__PROBLEM DESCRIPTION__: Return the passage on demonetisation below verbatim, from "Today, Modi is" up to and including "distract the public.".

__SUPPLIED PASSAGE__:
#####

The failure to achieve any of the stated goals, the disaster it brought to the Indian economy and the households of the poor started manifesting strongly since the summer of 2017. Though the experiment gave enough ammo in the form of data to the USAID and its big corporate affiliates, allowed the surge of payment banks using the Aadhar details of the public, which still remain aloof from banking regulations while storing and circulating money without paying any interest on the deposits, it only brought unemployment, economic crisis and chaos for the working class, the farmers, the rural poor and the general downtrodden people.

Today, Modi is scared to utter “demonetisation” fearing reprisal from the rural voters. He knows well that the common people will punish him if they remember the ordeal brought by the demonetisation exercise, which may affect the poll scores in the urban areas. Hence, along with his leitmotif “Gujarat Model” that he used to sell a dream of a developed India to the voters, the demonetisation is also scrapped by him and his party. If the topic of demonetisation, along with unemployment, GST, etc, are raised by the opposition, then the BJP and Modi either try to play the communal card or they take the route of the theatrics of “nationalism” to distract the public.

#####

__EXTRACTED RECORDS__:
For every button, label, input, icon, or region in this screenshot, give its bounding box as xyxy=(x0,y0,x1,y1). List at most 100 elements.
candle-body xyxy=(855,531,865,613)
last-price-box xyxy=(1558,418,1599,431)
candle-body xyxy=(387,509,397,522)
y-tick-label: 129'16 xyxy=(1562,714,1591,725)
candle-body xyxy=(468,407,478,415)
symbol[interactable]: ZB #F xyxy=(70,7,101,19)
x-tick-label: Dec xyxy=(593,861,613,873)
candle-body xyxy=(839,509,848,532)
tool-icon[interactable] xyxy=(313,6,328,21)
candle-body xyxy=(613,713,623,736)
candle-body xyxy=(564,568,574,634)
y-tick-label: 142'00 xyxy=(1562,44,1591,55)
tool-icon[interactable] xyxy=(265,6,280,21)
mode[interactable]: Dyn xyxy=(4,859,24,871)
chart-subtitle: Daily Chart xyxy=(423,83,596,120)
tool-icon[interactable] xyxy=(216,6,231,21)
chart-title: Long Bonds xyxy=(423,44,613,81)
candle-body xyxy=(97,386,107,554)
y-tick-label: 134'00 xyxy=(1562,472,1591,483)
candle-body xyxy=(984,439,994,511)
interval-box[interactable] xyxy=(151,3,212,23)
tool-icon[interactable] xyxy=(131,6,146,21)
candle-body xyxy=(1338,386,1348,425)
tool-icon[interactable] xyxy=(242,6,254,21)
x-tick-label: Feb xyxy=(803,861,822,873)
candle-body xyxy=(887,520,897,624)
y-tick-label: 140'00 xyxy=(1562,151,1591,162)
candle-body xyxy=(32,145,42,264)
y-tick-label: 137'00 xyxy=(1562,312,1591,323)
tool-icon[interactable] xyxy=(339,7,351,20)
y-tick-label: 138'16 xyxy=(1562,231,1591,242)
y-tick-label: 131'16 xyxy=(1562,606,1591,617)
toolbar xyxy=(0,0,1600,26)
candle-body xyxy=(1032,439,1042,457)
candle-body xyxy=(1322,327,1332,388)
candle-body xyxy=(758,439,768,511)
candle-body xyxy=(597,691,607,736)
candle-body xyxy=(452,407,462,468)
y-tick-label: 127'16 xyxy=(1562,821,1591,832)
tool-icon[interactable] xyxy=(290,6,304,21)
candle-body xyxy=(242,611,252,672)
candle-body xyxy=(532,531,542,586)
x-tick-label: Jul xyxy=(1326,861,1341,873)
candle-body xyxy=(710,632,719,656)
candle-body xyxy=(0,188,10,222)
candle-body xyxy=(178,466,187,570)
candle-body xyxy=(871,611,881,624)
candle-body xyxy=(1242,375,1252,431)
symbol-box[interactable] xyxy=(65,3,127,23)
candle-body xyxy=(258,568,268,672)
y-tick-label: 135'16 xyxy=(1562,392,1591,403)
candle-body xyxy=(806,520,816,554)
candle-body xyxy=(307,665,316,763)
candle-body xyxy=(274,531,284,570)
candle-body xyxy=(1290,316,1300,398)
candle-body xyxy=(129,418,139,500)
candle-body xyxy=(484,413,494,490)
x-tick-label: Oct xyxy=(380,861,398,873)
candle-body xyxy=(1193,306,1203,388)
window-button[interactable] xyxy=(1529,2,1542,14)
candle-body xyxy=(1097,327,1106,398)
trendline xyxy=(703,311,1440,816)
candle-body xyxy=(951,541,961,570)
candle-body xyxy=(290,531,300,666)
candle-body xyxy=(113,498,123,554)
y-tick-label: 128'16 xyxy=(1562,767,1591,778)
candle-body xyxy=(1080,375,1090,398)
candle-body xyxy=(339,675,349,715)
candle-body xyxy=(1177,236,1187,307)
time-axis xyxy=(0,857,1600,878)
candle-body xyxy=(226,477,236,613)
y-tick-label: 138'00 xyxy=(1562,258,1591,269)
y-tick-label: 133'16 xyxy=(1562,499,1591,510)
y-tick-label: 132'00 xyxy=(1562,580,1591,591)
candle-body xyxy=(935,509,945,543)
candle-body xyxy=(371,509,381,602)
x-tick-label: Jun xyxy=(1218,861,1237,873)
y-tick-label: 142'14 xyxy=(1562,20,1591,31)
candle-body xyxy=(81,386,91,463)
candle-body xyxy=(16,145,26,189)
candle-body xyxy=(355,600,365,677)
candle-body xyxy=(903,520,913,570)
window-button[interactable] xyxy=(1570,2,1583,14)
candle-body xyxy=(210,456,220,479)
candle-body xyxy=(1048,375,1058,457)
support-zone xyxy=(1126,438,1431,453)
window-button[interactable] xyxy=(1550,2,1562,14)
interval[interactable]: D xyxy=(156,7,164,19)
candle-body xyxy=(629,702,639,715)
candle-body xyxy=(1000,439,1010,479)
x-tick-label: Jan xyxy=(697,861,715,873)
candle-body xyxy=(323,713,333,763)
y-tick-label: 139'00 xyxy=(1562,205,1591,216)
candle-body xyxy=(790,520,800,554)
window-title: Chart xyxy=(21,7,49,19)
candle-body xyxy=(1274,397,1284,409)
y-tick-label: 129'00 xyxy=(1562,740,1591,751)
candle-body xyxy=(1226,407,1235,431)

#####

__ANSWER FOR THE TASK__:
Today, Modi is scared to utter “demonetisation” fearing reprisal from the rural voters. He knows well that the common people will punish him if they remember the ordeal brought by the demonetisation exercise, which may affect the poll scores in the urban areas. Hence, along with his leitmotif “Gujarat Model” that he used to sell a dream of a developed India to the voters, the demonetisation is also scrapped by him and his party. If the topic of demonetisation, along with unemployment, GST, etc, are raised by the opposition, then the BJP and Modi either try to play the communal card or they take the route of the theatrics of “nationalism” to distract the public.